— Your goal —
Reproduce all the entries exactly and keep the pictures out.

Stored data entries:
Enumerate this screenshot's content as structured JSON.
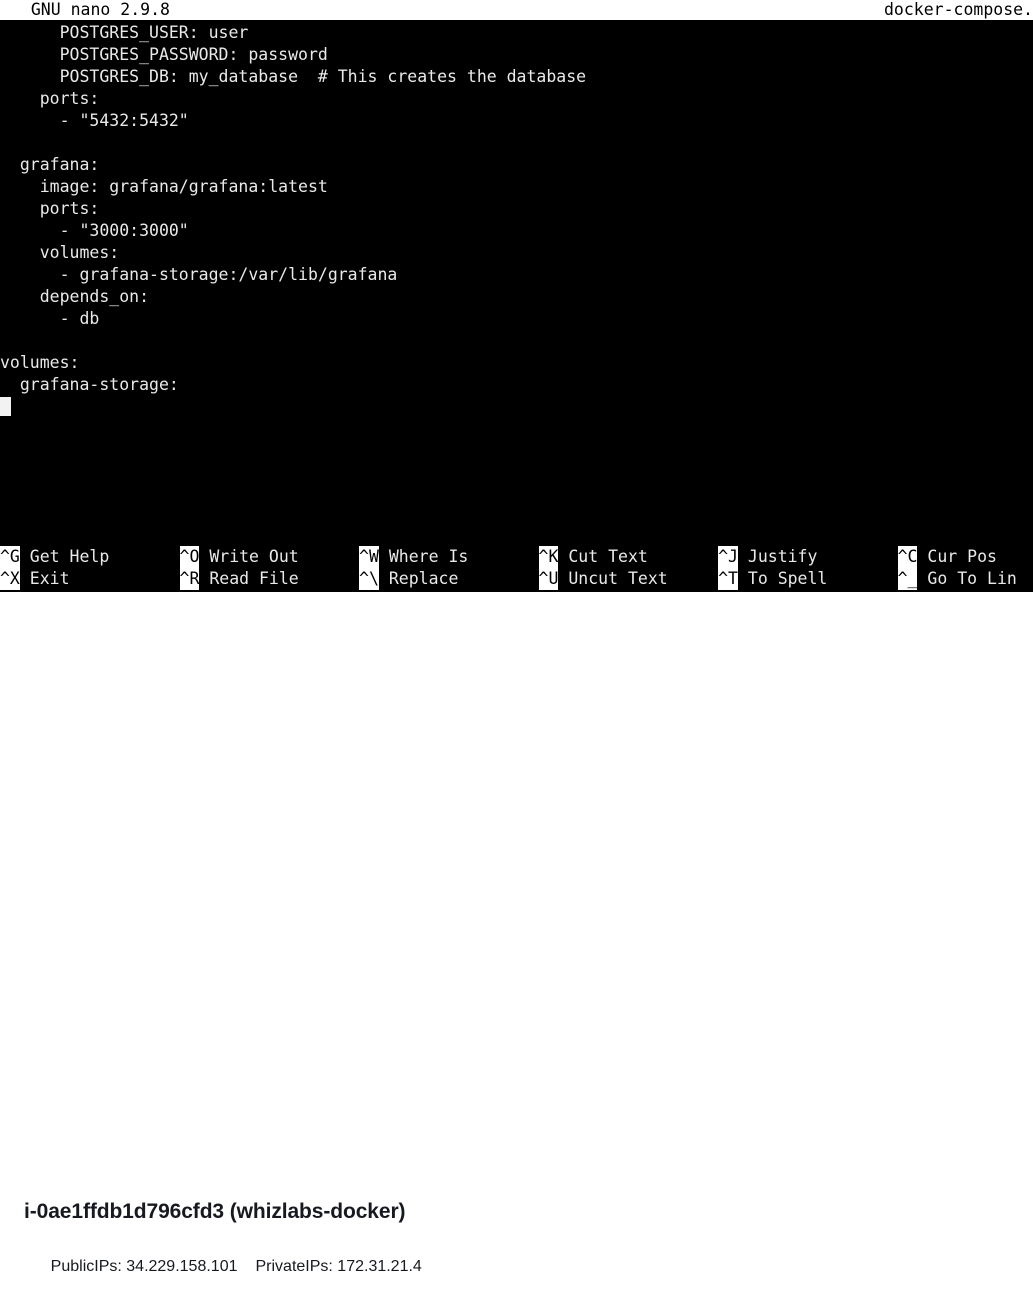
{
  "terminal": {
    "titlebar": {
      "left": "  GNU nano 2.9.8",
      "filename": "docker-compose."
    },
    "lines": [
      "      POSTGRES_USER: user",
      "      POSTGRES_PASSWORD: password",
      "      POSTGRES_DB: my_database  # This creates the database",
      "    ports:",
      "      - \"5432:5432\"",
      "",
      "  grafana:",
      "    image: grafana/grafana:latest",
      "    ports:",
      "      - \"3000:3000\"",
      "    volumes:",
      "      - grafana-storage:/var/lib/grafana",
      "    depends_on:",
      "      - db",
      "",
      "volumes:",
      "  grafana-storage:"
    ],
    "cursor": {
      "line": 17,
      "column": 0
    },
    "shortcuts": [
      {
        "key": "^G",
        "label": " Get Help",
        "col": 0,
        "row": 0
      },
      {
        "key": "^X",
        "label": " Exit",
        "col": 0,
        "row": 1
      },
      {
        "key": "^O",
        "label": " Write Out",
        "col": 16,
        "row": 0
      },
      {
        "key": "^R",
        "label": " Read File",
        "col": 16,
        "row": 1
      },
      {
        "key": "^W",
        "label": " Where Is",
        "col": 32,
        "row": 0
      },
      {
        "key": "^\\",
        "label": " Replace",
        "col": 32,
        "row": 1
      },
      {
        "key": "^K",
        "label": " Cut Text",
        "col": 48,
        "row": 0
      },
      {
        "key": "^U",
        "label": " Uncut Text",
        "col": 48,
        "row": 1
      },
      {
        "key": "^J",
        "label": " Justify",
        "col": 64,
        "row": 0
      },
      {
        "key": "^T",
        "label": " To Spell",
        "col": 64,
        "row": 1
      },
      {
        "key": "^C",
        "label": " Cur Pos",
        "col": 80,
        "row": 0
      },
      {
        "key": "^_",
        "label": " Go To Lin",
        "col": 80,
        "row": 1
      }
    ]
  },
  "status": {
    "instance_title": "i-0ae1ffdb1d796cfd3 (whizlabs-docker)",
    "public_ips_label": "PublicIPs:",
    "public_ips_value": "34.229.158.101",
    "private_ips_label": "PrivateIPs:",
    "private_ips_value": "172.31.21.4"
  },
  "colors": {
    "terminal_bg": "#000000",
    "terminal_fg": "#e9e9e9",
    "titlebar_bg": "#ffffff",
    "titlebar_fg": "#000000",
    "status_fg": "#16191f",
    "page_bg": "#ffffff"
  }
}
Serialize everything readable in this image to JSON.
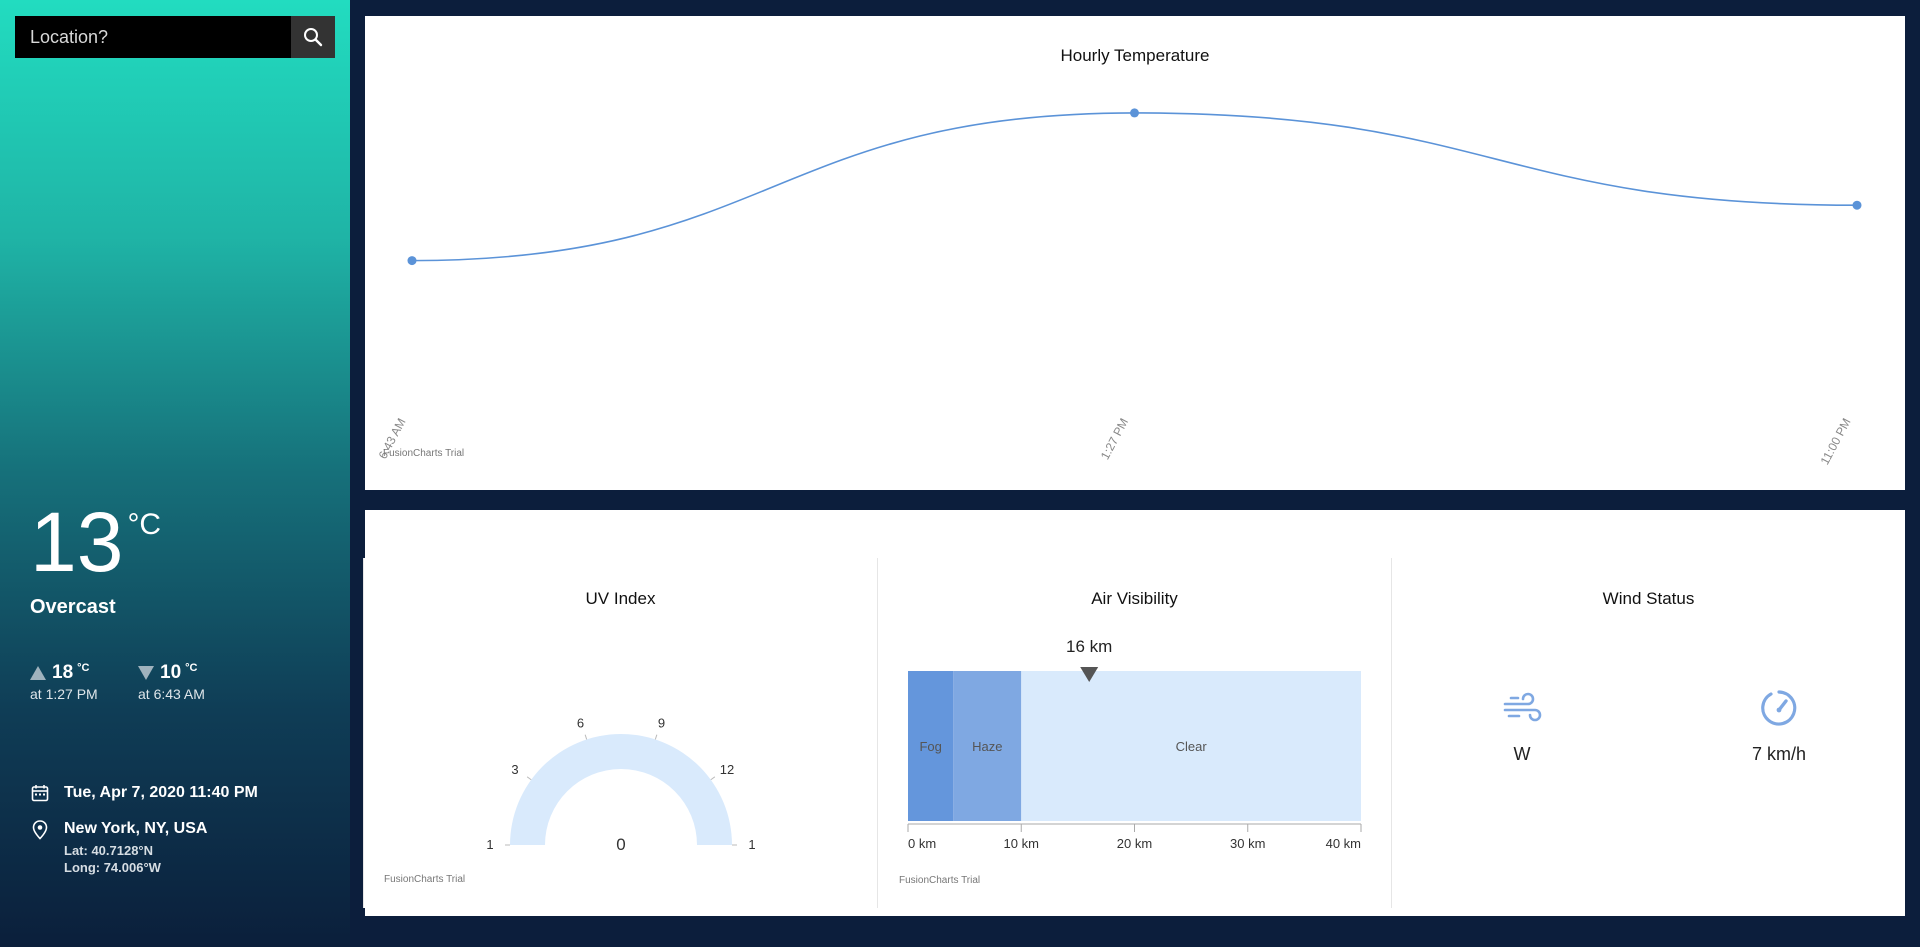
{
  "search": {
    "placeholder": "Location?"
  },
  "current": {
    "temp": "13",
    "unit": "°C",
    "condition": "Overcast",
    "max_temp": "18",
    "max_unit": "°C",
    "max_time": "at 1:27 PM",
    "min_temp": "10",
    "min_unit": "°C",
    "min_time": "at 6:43 AM"
  },
  "datetime": "Tue, Apr 7, 2020 11:40 PM",
  "location": {
    "name": "New York, NY, USA",
    "lat": "Lat: 40.7128°N",
    "long": "Long: 74.006°W"
  },
  "trial_label": "FusionCharts Trial",
  "chart_data": [
    {
      "type": "line",
      "title": "Hourly Temperature",
      "categories": [
        "6:43 AM",
        "1:27 PM",
        "11:00 PM"
      ],
      "values": [
        10,
        18,
        13
      ],
      "xlabel": "",
      "ylabel": ""
    },
    {
      "type": "gauge",
      "title": "UV Index",
      "value": 0,
      "value_label": "0",
      "range": [
        0,
        15
      ],
      "tick_labels": [
        "1",
        "3",
        "6",
        "9",
        "12",
        "1"
      ]
    },
    {
      "type": "bar",
      "title": "Air Visibility",
      "value": 16,
      "value_label": "16 km",
      "range": [
        0,
        40
      ],
      "bands": [
        {
          "label": "Fog",
          "from": 0,
          "to": 4,
          "color": "#6496dc"
        },
        {
          "label": "Haze",
          "from": 4,
          "to": 10,
          "color": "#7fa8e2"
        },
        {
          "label": "Clear",
          "from": 10,
          "to": 40,
          "color": "#d9eafc"
        }
      ],
      "tick_labels": [
        "0 km",
        "10 km",
        "20 km",
        "30 km",
        "40 km"
      ],
      "ticks": [
        0,
        10,
        20,
        30,
        40
      ]
    }
  ],
  "wind": {
    "title": "Wind Status",
    "direction": "W",
    "speed": "7 km/h"
  },
  "colors": {
    "line": "#5b93d8",
    "gauge": "#d9eafc",
    "icon": "#7fa8e2"
  }
}
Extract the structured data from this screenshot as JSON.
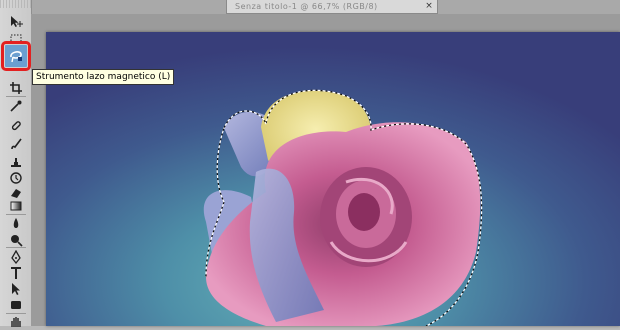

— Correct result —
Enumerate this screenshot's content as structured JSON.
{
  "terminal": {
    "titlebar": {
      "left": "  GNU nano 2.9.8",
      "filename": "docker-compose."
    },
    "lines": [
      "      POSTGRES_USER: user",
      "      POSTGRES_PASSWORD: password",
      "      POSTGRES_DB: my_database  # This creates the database",
      "    ports:",
      "      - \"5432:5432\"",
      "",
      "  grafana:",
      "    image: grafana/grafana:latest",
      "    ports:",
      "      - \"3000:3000\"",
      "    volumes:",
      "      - grafana-storage:/var/lib/grafana",
      "    depends_on:",
      "      - db",
      "",
      "volumes:",
      "  grafana-storage:"
    ],
    "cursor": {
      "line": 17,
      "column": 0
    },
    "shortcuts": [
      {
        "key": "^G",
        "label": " Get Help",
        "col": 0,
        "row": 0
      },
      {
        "key": "^X",
        "label": " Exit",
        "col": 0,
        "row": 1
      },
      {
        "key": "^O",
        "label": " Write Out",
        "col": 16,
        "row": 0
      },
      {
        "key": "^R",
        "label": " Read File",
        "col": 16,
        "row": 1
      },
      {
        "key": "^W",
        "label": " Where Is",
        "col": 32,
        "row": 0
      },
      {
        "key": "^\\",
        "label": " Replace",
        "col": 32,
        "row": 1
      },
      {
        "key": "^K",
        "label": " Cut Text",
        "col": 48,
        "row": 0
      },
      {
        "key": "^U",
        "label": " Uncut Text",
        "col": 48,
        "row": 1
      },
      {
        "key": "^J",
        "label": " Justify",
        "col": 64,
        "row": 0
      },
      {
        "key": "^T",
        "label": " To Spell",
        "col": 64,
        "row": 1
      },
      {
        "key": "^C",
        "label": " Cur Pos",
        "col": 80,
        "row": 0
      },
      {
        "key": "^_",
        "label": " Go To Lin",
        "col": 80,
        "row": 1
      }
    ]
  },
  "status": {
    "instance_title": "i-0ae1ffdb1d796cfd3 (whizlabs-docker)",
    "public_ips_label": "PublicIPs:",
    "public_ips_value": "34.229.158.101",
    "private_ips_label": "PrivateIPs:",
    "private_ips_value": "172.31.21.4"
  },
  "colors": {
    "terminal_bg": "#000000",
    "terminal_fg": "#e9e9e9",
    "titlebar_bg": "#ffffff",
    "titlebar_fg": "#000000",
    "status_fg": "#16191f",
    "page_bg": "#ffffff"
  }
}
Serialize everything readable in this image to JSON.
{
  "search": {
    "placeholder": "Location?"
  },
  "current": {
    "temp": "13",
    "unit": "°C",
    "condition": "Overcast",
    "max_temp": "18",
    "max_unit": "°C",
    "max_time": "at 1:27 PM",
    "min_temp": "10",
    "min_unit": "°C",
    "min_time": "at 6:43 AM"
  },
  "datetime": "Tue, Apr 7, 2020 11:40 PM",
  "location": {
    "name": "New York, NY, USA",
    "lat": "Lat: 40.7128°N",
    "long": "Long: 74.006°W"
  },
  "trial_label": "FusionCharts Trial",
  "chart_data": [
    {
      "type": "line",
      "title": "Hourly Temperature",
      "categories": [
        "6:43 AM",
        "1:27 PM",
        "11:00 PM"
      ],
      "values": [
        10,
        18,
        13
      ],
      "xlabel": "",
      "ylabel": ""
    },
    {
      "type": "gauge",
      "title": "UV Index",
      "value": 0,
      "value_label": "0",
      "range": [
        0,
        15
      ],
      "tick_labels": [
        "1",
        "3",
        "6",
        "9",
        "12",
        "1"
      ]
    },
    {
      "type": "bar",
      "title": "Air Visibility",
      "value": 16,
      "value_label": "16 km",
      "range": [
        0,
        40
      ],
      "bands": [
        {
          "label": "Fog",
          "from": 0,
          "to": 4,
          "color": "#6496dc"
        },
        {
          "label": "Haze",
          "from": 4,
          "to": 10,
          "color": "#7fa8e2"
        },
        {
          "label": "Clear",
          "from": 10,
          "to": 40,
          "color": "#d9eafc"
        }
      ],
      "tick_labels": [
        "0 km",
        "10 km",
        "20 km",
        "30 km",
        "40 km"
      ],
      "ticks": [
        0,
        10,
        20,
        30,
        40
      ]
    }
  ],
  "wind": {
    "title": "Wind Status",
    "direction": "W",
    "speed": "7 km/h"
  },
  "colors": {
    "line": "#5b93d8",
    "gauge": "#d9eafc",
    "icon": "#7fa8e2"
  }
}
Extract the structured data from this screenshot as JSON.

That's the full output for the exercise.